---------- Provided text ----------

Step functions vs piecewise continiuty

118 Views Asked by At

Definition: A function $f :[a, b] \Rightarrow\mathbb{R}$ is said to be piece-wise continuous if there exists a partition $a = t_{0} < t_{1} <...<t_m =b $, such that for each $k$, the restriction of $f$ to the open interval $(t_k,t_{k+1})$ is continuous, and extends to a continuous function in the closed interval $[t_k ,t_k + 1 ]$.

Definition: A function $g: [a, b] → R$ is called a step function if there exists a partition $(t_0, t_1, t_2,..., t_m)$ of $[a, b]$, and numbers $(c_0, c_1, c_2, ..., c_m)$, such that $g(x) = c$ for $t_j< x <t_{j+1}$, $j = 0,1,2,..., m - 1.$ In other words g is constant on each open interval $(t_{j} ,t_{j+1})$.

My question:

Considering and comparing of two these definitons can we say that step functions are piecewise continious on the closed intervals?

P.S.

---------- Provided information ----------

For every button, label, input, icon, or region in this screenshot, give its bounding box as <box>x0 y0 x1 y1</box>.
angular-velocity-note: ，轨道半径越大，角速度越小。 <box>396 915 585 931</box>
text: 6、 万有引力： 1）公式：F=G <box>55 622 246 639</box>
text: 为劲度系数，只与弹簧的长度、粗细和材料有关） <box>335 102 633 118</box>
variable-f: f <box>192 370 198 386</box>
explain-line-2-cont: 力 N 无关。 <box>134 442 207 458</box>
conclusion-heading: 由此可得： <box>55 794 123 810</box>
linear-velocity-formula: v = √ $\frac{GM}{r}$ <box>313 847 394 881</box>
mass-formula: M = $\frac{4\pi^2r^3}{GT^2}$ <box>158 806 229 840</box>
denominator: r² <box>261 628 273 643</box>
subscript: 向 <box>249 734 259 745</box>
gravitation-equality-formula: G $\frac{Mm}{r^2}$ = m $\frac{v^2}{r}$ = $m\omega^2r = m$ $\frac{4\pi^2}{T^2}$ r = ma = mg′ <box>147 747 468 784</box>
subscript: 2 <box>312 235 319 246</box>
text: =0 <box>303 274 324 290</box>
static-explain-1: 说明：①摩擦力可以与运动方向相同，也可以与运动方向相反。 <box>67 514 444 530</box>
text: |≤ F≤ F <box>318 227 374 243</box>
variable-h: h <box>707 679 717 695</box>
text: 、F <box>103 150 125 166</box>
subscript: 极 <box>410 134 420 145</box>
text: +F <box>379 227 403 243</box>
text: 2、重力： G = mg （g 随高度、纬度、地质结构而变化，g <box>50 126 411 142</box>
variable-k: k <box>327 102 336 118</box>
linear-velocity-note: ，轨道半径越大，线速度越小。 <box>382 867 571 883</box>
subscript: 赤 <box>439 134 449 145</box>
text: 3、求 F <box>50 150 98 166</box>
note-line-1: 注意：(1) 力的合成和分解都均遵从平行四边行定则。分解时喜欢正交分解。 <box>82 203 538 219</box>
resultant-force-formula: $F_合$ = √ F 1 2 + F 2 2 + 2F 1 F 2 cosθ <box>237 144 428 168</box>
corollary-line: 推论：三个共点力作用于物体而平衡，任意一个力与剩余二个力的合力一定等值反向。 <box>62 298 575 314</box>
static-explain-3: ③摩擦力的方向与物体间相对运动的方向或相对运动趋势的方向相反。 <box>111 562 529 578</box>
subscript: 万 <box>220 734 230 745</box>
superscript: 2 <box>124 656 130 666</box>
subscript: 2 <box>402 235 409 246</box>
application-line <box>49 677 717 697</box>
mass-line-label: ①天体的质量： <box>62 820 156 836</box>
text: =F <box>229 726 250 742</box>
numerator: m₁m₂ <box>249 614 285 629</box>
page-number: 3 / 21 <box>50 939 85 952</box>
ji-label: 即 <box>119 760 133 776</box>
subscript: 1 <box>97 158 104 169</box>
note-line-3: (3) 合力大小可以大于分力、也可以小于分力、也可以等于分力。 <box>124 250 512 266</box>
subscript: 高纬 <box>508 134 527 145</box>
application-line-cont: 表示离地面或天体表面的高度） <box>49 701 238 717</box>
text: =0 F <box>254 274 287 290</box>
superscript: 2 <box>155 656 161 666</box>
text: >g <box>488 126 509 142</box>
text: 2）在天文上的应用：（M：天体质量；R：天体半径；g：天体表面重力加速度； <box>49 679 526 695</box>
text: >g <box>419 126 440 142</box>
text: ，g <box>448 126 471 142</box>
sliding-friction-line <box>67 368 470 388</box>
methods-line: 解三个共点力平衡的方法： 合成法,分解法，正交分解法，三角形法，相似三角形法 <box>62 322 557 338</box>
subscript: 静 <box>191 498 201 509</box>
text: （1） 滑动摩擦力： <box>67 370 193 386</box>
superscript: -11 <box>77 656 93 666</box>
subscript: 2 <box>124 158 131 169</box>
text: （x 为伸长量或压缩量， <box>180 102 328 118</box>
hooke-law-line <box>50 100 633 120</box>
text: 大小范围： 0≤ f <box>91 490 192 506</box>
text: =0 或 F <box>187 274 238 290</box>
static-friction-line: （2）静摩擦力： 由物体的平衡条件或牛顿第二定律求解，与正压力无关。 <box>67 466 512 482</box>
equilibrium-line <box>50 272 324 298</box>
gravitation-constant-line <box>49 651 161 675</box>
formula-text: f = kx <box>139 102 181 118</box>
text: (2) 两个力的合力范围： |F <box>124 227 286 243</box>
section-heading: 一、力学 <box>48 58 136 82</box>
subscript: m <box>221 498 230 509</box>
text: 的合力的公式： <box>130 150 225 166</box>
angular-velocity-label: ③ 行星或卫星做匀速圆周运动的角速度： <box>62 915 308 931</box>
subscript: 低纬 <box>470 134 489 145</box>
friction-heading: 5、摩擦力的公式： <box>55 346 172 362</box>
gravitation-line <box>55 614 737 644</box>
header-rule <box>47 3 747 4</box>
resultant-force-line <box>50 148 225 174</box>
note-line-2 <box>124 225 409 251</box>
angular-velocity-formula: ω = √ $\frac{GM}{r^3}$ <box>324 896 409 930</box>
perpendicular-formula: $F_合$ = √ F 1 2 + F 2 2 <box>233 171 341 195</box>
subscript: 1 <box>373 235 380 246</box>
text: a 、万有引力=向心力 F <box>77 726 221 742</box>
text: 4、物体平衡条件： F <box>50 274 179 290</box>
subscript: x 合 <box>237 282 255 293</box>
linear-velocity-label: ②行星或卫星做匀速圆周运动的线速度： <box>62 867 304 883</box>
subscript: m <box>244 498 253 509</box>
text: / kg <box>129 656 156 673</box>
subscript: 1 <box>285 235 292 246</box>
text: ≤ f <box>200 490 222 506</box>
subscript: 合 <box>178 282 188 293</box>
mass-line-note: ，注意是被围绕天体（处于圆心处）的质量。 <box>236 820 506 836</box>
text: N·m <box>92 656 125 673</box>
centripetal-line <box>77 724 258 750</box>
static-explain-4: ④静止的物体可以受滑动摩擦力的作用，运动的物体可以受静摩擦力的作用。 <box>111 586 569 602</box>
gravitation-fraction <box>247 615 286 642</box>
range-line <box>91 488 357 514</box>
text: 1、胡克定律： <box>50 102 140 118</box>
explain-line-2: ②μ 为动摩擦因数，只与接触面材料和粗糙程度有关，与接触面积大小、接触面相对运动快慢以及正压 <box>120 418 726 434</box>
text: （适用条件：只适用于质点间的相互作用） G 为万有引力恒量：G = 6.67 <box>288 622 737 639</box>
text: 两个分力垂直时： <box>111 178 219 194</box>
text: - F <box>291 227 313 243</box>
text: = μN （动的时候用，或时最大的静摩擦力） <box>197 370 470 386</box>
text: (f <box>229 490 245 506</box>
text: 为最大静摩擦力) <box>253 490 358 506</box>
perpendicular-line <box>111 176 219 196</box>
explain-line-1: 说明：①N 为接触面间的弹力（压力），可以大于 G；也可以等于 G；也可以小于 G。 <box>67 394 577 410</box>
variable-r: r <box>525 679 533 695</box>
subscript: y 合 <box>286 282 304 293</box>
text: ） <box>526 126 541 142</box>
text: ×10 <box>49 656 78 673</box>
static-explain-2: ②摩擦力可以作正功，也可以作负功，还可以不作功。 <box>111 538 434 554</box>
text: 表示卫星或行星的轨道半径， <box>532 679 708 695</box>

----------

__Work to complete__
A: Answer these questions about the post on step functions and piecewise continuity:
(i) How many views does the post show?
(ii) In the first definition, on which kind of interval must the restriction of f be continuous?
(iii) In the second definition, what is g on each open interval (t_j, t_{j+1})?
B: Go on with the post on step functions and piecewise continuity, picking up after its final "P.S."
The lines play no part in what comes next.

__Task-by-task outputs__
A:
(i) 118
(ii) The open interval (t_k, t_{k+1})
(iii) Constant

B:
as mentioned on the coment by @copper.hat "The only question here is if the constant functions can be extended to a continuous function on the closed interval". But in my opinion it is not so diffucult. Just we can define limit values to the end points.

1

There are 1 best solutions below

9
On

(I'm unable to add to the thread as I don't yet have rep 50 :P)

But in my opinion it is not so diffucult. Just we can define limit values to the end points.

An implicit part of your definition of piece-wise continuous is that the subfunctions, $f_k$, you have for each interval $[t_k, t_{k+1}]$ must agree on endpoints i.e.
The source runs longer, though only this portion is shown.